▶ **WHAT TO WORK ON**
Word for word, print each line of the listing below; pictures stay out.

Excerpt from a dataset
════════

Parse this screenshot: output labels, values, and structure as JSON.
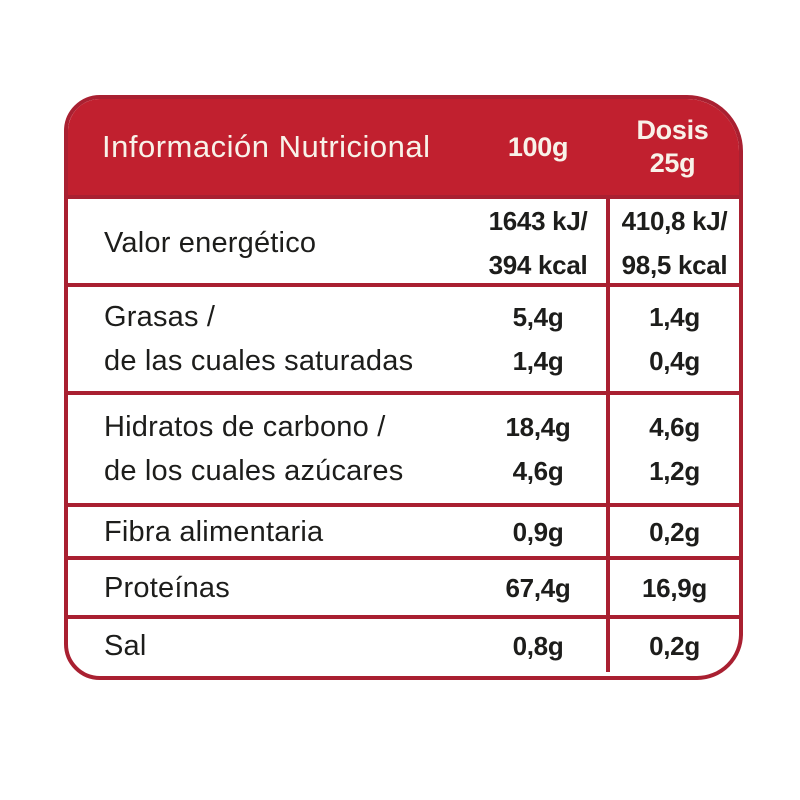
{
  "table": {
    "colors": {
      "header_bg": "#c1202f",
      "border": "#a92031",
      "header_text": "#f8f2e9",
      "body_text": "#1d1d1b"
    },
    "header": {
      "title": "Información Nutricional",
      "col_100g": "100g",
      "col_dosis": [
        "Dosis",
        "25g"
      ]
    },
    "rows": [
      {
        "label_lines": [
          "Valor energético"
        ],
        "per100_lines": [
          "1643 kJ/",
          "394 kcal"
        ],
        "dosis_lines": [
          "410,8 kJ/",
          "98,5 kcal"
        ]
      },
      {
        "label_lines": [
          "Grasas /",
          "de las cuales saturadas"
        ],
        "per100_lines": [
          "5,4g",
          "1,4g"
        ],
        "dosis_lines": [
          "1,4g",
          "0,4g"
        ]
      },
      {
        "label_lines": [
          "Hidratos de carbono /",
          "de los cuales azúcares"
        ],
        "per100_lines": [
          "18,4g",
          "4,6g"
        ],
        "dosis_lines": [
          "4,6g",
          "1,2g"
        ]
      },
      {
        "label_lines": [
          "Fibra alimentaria"
        ],
        "per100_lines": [
          "0,9g"
        ],
        "dosis_lines": [
          "0,2g"
        ]
      },
      {
        "label_lines": [
          "Proteínas"
        ],
        "per100_lines": [
          "67,4g"
        ],
        "dosis_lines": [
          "16,9g"
        ]
      },
      {
        "label_lines": [
          "Sal"
        ],
        "per100_lines": [
          "0,8g"
        ],
        "dosis_lines": [
          "0,2g"
        ]
      }
    ]
  }
}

════════

▶ **TASK RESPONSE**
Parse this screenshot: output labels, values, and structure as JSON.
{
  "table": {
    "colors": {
      "header_bg": "#c1202f",
      "border": "#a92031",
      "header_text": "#f8f2e9",
      "body_text": "#1d1d1b"
    },
    "header": {
      "title": "Información Nutricional",
      "col_100g": "100g",
      "col_dosis": [
        "Dosis",
        "25g"
      ]
    },
    "rows": [
      {
        "label_lines": [
          "Valor energético"
        ],
        "per100_lines": [
          "1643 kJ/",
          "394 kcal"
        ],
        "dosis_lines": [
          "410,8 kJ/",
          "98,5 kcal"
        ]
      },
      {
        "label_lines": [
          "Grasas /",
          "de las cuales saturadas"
        ],
        "per100_lines": [
          "5,4g",
          "1,4g"
        ],
        "dosis_lines": [
          "1,4g",
          "0,4g"
        ]
      },
      {
        "label_lines": [
          "Hidratos de carbono /",
          "de los cuales azúcares"
        ],
        "per100_lines": [
          "18,4g",
          "4,6g"
        ],
        "dosis_lines": [
          "4,6g",
          "1,2g"
        ]
      },
      {
        "label_lines": [
          "Fibra alimentaria"
        ],
        "per100_lines": [
          "0,9g"
        ],
        "dosis_lines": [
          "0,2g"
        ]
      },
      {
        "label_lines": [
          "Proteínas"
        ],
        "per100_lines": [
          "67,4g"
        ],
        "dosis_lines": [
          "16,9g"
        ]
      },
      {
        "label_lines": [
          "Sal"
        ],
        "per100_lines": [
          "0,8g"
        ],
        "dosis_lines": [
          "0,2g"
        ]
      }
    ]
  }
}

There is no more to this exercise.